▸ **Given task**
Retype all of the listing exactly, passing over any picture you find.

Records contained in a dataset
* * *

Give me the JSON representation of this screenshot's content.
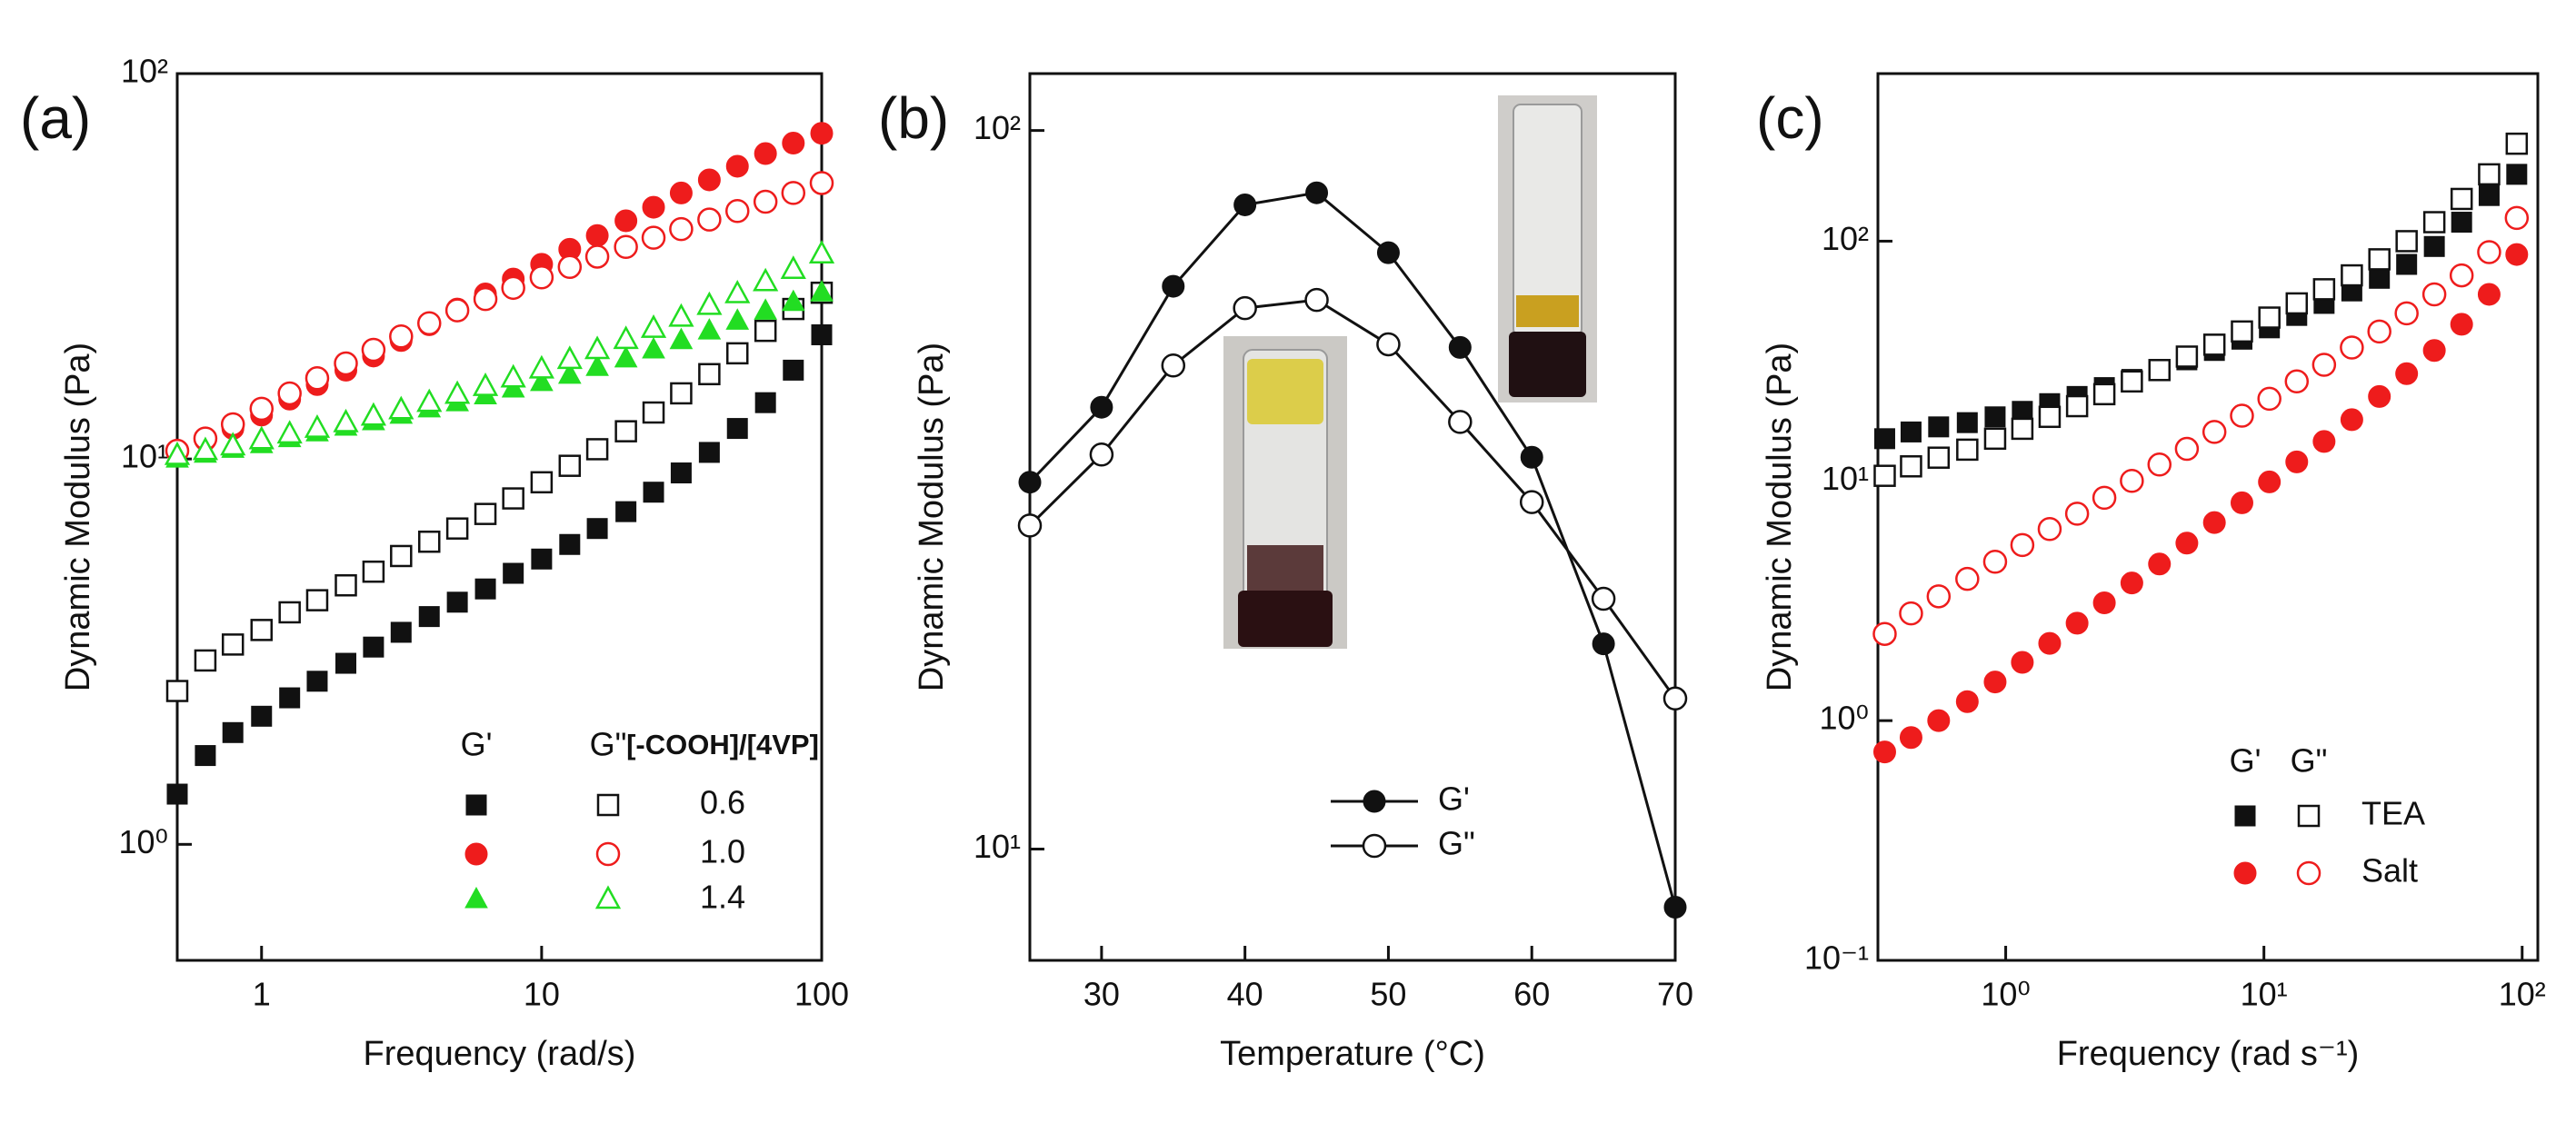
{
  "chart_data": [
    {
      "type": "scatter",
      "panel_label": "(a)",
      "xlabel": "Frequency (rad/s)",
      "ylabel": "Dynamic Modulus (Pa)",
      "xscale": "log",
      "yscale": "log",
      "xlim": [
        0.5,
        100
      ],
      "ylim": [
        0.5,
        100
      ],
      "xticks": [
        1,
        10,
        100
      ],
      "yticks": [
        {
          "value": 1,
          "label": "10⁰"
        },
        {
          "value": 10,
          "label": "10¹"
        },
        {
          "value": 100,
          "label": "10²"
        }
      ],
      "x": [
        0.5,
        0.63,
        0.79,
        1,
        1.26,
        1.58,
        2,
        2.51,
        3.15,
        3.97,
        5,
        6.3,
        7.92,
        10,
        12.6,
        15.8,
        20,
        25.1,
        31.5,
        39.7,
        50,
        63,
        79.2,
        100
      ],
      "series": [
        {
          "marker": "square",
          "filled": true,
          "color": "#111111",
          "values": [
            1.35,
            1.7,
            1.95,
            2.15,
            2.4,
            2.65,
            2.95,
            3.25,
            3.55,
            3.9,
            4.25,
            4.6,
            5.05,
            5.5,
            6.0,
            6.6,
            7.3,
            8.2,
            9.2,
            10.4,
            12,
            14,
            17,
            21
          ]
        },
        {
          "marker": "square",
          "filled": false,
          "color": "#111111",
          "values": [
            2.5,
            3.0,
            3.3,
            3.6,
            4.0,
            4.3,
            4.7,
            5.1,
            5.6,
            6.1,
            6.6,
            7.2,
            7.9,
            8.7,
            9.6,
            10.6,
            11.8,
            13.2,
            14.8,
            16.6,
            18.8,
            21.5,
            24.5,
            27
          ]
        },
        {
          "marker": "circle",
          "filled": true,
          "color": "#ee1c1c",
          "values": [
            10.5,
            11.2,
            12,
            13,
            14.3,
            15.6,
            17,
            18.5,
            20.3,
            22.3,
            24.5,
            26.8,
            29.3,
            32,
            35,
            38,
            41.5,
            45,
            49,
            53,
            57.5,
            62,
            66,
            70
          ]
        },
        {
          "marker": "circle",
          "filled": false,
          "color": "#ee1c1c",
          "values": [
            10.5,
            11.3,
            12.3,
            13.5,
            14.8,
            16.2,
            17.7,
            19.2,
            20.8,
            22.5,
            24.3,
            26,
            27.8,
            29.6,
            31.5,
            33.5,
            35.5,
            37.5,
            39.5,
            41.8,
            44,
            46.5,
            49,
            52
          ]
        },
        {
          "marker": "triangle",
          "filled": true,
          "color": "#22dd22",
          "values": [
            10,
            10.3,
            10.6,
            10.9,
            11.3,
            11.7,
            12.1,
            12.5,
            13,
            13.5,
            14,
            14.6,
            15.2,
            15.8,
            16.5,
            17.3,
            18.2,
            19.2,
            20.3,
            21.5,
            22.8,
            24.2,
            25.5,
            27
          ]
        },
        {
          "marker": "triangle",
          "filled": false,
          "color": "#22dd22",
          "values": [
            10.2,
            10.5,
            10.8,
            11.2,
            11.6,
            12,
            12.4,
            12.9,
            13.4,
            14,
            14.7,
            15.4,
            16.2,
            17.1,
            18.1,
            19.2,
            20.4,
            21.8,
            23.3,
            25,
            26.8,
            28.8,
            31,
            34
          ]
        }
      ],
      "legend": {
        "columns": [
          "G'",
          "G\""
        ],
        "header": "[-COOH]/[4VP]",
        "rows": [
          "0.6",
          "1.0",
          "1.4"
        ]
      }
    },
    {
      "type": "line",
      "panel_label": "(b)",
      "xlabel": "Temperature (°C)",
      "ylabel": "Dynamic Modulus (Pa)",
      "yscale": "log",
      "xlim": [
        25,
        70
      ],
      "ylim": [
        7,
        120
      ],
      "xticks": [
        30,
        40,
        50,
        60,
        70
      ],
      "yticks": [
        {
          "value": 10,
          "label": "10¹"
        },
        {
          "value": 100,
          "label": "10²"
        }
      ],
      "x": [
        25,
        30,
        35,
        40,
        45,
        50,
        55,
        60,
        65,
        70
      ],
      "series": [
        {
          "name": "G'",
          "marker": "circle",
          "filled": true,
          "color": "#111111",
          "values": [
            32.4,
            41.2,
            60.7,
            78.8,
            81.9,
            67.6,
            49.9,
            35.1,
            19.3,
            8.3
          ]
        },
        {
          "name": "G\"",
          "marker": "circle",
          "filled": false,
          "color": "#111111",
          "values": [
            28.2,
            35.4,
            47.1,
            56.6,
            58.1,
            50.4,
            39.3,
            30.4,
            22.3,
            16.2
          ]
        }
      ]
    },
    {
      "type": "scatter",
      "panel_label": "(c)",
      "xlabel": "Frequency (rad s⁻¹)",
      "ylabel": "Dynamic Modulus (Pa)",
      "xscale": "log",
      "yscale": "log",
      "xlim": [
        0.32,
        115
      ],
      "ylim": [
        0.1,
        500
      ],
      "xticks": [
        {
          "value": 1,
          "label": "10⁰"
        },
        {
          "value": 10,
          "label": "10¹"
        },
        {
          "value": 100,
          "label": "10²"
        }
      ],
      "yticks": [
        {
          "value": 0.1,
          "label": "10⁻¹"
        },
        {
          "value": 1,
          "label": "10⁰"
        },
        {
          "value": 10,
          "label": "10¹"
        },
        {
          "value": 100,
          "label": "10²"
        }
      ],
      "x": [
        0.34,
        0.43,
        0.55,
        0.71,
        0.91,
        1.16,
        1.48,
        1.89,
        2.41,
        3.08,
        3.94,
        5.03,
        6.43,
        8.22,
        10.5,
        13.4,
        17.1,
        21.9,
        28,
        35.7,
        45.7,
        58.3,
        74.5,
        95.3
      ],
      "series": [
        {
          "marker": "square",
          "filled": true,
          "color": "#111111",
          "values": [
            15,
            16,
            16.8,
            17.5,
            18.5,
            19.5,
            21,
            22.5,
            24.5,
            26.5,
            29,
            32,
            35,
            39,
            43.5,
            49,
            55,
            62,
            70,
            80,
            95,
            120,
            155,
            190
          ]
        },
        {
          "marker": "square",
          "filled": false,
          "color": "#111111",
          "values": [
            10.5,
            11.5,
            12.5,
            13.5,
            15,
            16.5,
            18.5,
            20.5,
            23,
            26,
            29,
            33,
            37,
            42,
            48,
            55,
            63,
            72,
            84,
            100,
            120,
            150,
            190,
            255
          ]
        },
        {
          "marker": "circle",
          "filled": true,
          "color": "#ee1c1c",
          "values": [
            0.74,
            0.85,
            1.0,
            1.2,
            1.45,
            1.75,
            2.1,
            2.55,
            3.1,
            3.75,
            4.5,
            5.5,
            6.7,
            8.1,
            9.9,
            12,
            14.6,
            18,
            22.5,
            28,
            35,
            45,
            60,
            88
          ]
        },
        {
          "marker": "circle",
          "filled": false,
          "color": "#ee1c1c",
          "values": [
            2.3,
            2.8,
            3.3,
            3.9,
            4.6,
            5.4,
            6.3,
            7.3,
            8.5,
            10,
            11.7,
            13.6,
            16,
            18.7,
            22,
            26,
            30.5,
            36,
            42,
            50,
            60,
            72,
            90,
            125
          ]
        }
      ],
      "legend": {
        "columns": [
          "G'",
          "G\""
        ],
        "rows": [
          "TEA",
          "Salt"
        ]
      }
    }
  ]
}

* * *

▸ **Solution to this problem**
Give me the JSON representation of this screenshot's content.
{
  "chart_data": [
    {
      "type": "scatter",
      "panel_label": "(a)",
      "xlabel": "Frequency (rad/s)",
      "ylabel": "Dynamic Modulus (Pa)",
      "xscale": "log",
      "yscale": "log",
      "xlim": [
        0.5,
        100
      ],
      "ylim": [
        0.5,
        100
      ],
      "xticks": [
        1,
        10,
        100
      ],
      "yticks": [
        {
          "value": 1,
          "label": "10⁰"
        },
        {
          "value": 10,
          "label": "10¹"
        },
        {
          "value": 100,
          "label": "10²"
        }
      ],
      "x": [
        0.5,
        0.63,
        0.79,
        1,
        1.26,
        1.58,
        2,
        2.51,
        3.15,
        3.97,
        5,
        6.3,
        7.92,
        10,
        12.6,
        15.8,
        20,
        25.1,
        31.5,
        39.7,
        50,
        63,
        79.2,
        100
      ],
      "series": [
        {
          "marker": "square",
          "filled": true,
          "color": "#111111",
          "values": [
            1.35,
            1.7,
            1.95,
            2.15,
            2.4,
            2.65,
            2.95,
            3.25,
            3.55,
            3.9,
            4.25,
            4.6,
            5.05,
            5.5,
            6.0,
            6.6,
            7.3,
            8.2,
            9.2,
            10.4,
            12,
            14,
            17,
            21
          ]
        },
        {
          "marker": "square",
          "filled": false,
          "color": "#111111",
          "values": [
            2.5,
            3.0,
            3.3,
            3.6,
            4.0,
            4.3,
            4.7,
            5.1,
            5.6,
            6.1,
            6.6,
            7.2,
            7.9,
            8.7,
            9.6,
            10.6,
            11.8,
            13.2,
            14.8,
            16.6,
            18.8,
            21.5,
            24.5,
            27
          ]
        },
        {
          "marker": "circle",
          "filled": true,
          "color": "#ee1c1c",
          "values": [
            10.5,
            11.2,
            12,
            13,
            14.3,
            15.6,
            17,
            18.5,
            20.3,
            22.3,
            24.5,
            26.8,
            29.3,
            32,
            35,
            38,
            41.5,
            45,
            49,
            53,
            57.5,
            62,
            66,
            70
          ]
        },
        {
          "marker": "circle",
          "filled": false,
          "color": "#ee1c1c",
          "values": [
            10.5,
            11.3,
            12.3,
            13.5,
            14.8,
            16.2,
            17.7,
            19.2,
            20.8,
            22.5,
            24.3,
            26,
            27.8,
            29.6,
            31.5,
            33.5,
            35.5,
            37.5,
            39.5,
            41.8,
            44,
            46.5,
            49,
            52
          ]
        },
        {
          "marker": "triangle",
          "filled": true,
          "color": "#22dd22",
          "values": [
            10,
            10.3,
            10.6,
            10.9,
            11.3,
            11.7,
            12.1,
            12.5,
            13,
            13.5,
            14,
            14.6,
            15.2,
            15.8,
            16.5,
            17.3,
            18.2,
            19.2,
            20.3,
            21.5,
            22.8,
            24.2,
            25.5,
            27
          ]
        },
        {
          "marker": "triangle",
          "filled": false,
          "color": "#22dd22",
          "values": [
            10.2,
            10.5,
            10.8,
            11.2,
            11.6,
            12,
            12.4,
            12.9,
            13.4,
            14,
            14.7,
            15.4,
            16.2,
            17.1,
            18.1,
            19.2,
            20.4,
            21.8,
            23.3,
            25,
            26.8,
            28.8,
            31,
            34
          ]
        }
      ],
      "legend": {
        "columns": [
          "G'",
          "G\""
        ],
        "header": "[-COOH]/[4VP]",
        "rows": [
          "0.6",
          "1.0",
          "1.4"
        ]
      }
    },
    {
      "type": "line",
      "panel_label": "(b)",
      "xlabel": "Temperature (°C)",
      "ylabel": "Dynamic Modulus (Pa)",
      "yscale": "log",
      "xlim": [
        25,
        70
      ],
      "ylim": [
        7,
        120
      ],
      "xticks": [
        30,
        40,
        50,
        60,
        70
      ],
      "yticks": [
        {
          "value": 10,
          "label": "10¹"
        },
        {
          "value": 100,
          "label": "10²"
        }
      ],
      "x": [
        25,
        30,
        35,
        40,
        45,
        50,
        55,
        60,
        65,
        70
      ],
      "series": [
        {
          "name": "G'",
          "marker": "circle",
          "filled": true,
          "color": "#111111",
          "values": [
            32.4,
            41.2,
            60.7,
            78.8,
            81.9,
            67.6,
            49.9,
            35.1,
            19.3,
            8.3
          ]
        },
        {
          "name": "G\"",
          "marker": "circle",
          "filled": false,
          "color": "#111111",
          "values": [
            28.2,
            35.4,
            47.1,
            56.6,
            58.1,
            50.4,
            39.3,
            30.4,
            22.3,
            16.2
          ]
        }
      ]
    },
    {
      "type": "scatter",
      "panel_label": "(c)",
      "xlabel": "Frequency (rad s⁻¹)",
      "ylabel": "Dynamic Modulus (Pa)",
      "xscale": "log",
      "yscale": "log",
      "xlim": [
        0.32,
        115
      ],
      "ylim": [
        0.1,
        500
      ],
      "xticks": [
        {
          "value": 1,
          "label": "10⁰"
        },
        {
          "value": 10,
          "label": "10¹"
        },
        {
          "value": 100,
          "label": "10²"
        }
      ],
      "yticks": [
        {
          "value": 0.1,
          "label": "10⁻¹"
        },
        {
          "value": 1,
          "label": "10⁰"
        },
        {
          "value": 10,
          "label": "10¹"
        },
        {
          "value": 100,
          "label": "10²"
        }
      ],
      "x": [
        0.34,
        0.43,
        0.55,
        0.71,
        0.91,
        1.16,
        1.48,
        1.89,
        2.41,
        3.08,
        3.94,
        5.03,
        6.43,
        8.22,
        10.5,
        13.4,
        17.1,
        21.9,
        28,
        35.7,
        45.7,
        58.3,
        74.5,
        95.3
      ],
      "series": [
        {
          "marker": "square",
          "filled": true,
          "color": "#111111",
          "values": [
            15,
            16,
            16.8,
            17.5,
            18.5,
            19.5,
            21,
            22.5,
            24.5,
            26.5,
            29,
            32,
            35,
            39,
            43.5,
            49,
            55,
            62,
            70,
            80,
            95,
            120,
            155,
            190
          ]
        },
        {
          "marker": "square",
          "filled": false,
          "color": "#111111",
          "values": [
            10.5,
            11.5,
            12.5,
            13.5,
            15,
            16.5,
            18.5,
            20.5,
            23,
            26,
            29,
            33,
            37,
            42,
            48,
            55,
            63,
            72,
            84,
            100,
            120,
            150,
            190,
            255
          ]
        },
        {
          "marker": "circle",
          "filled": true,
          "color": "#ee1c1c",
          "values": [
            0.74,
            0.85,
            1.0,
            1.2,
            1.45,
            1.75,
            2.1,
            2.55,
            3.1,
            3.75,
            4.5,
            5.5,
            6.7,
            8.1,
            9.9,
            12,
            14.6,
            18,
            22.5,
            28,
            35,
            45,
            60,
            88
          ]
        },
        {
          "marker": "circle",
          "filled": false,
          "color": "#ee1c1c",
          "values": [
            2.3,
            2.8,
            3.3,
            3.9,
            4.6,
            5.4,
            6.3,
            7.3,
            8.5,
            10,
            11.7,
            13.6,
            16,
            18.7,
            22,
            26,
            30.5,
            36,
            42,
            50,
            60,
            72,
            90,
            125
          ]
        }
      ],
      "legend": {
        "columns": [
          "G'",
          "G\""
        ],
        "rows": [
          "TEA",
          "Salt"
        ]
      }
    }
  ]
}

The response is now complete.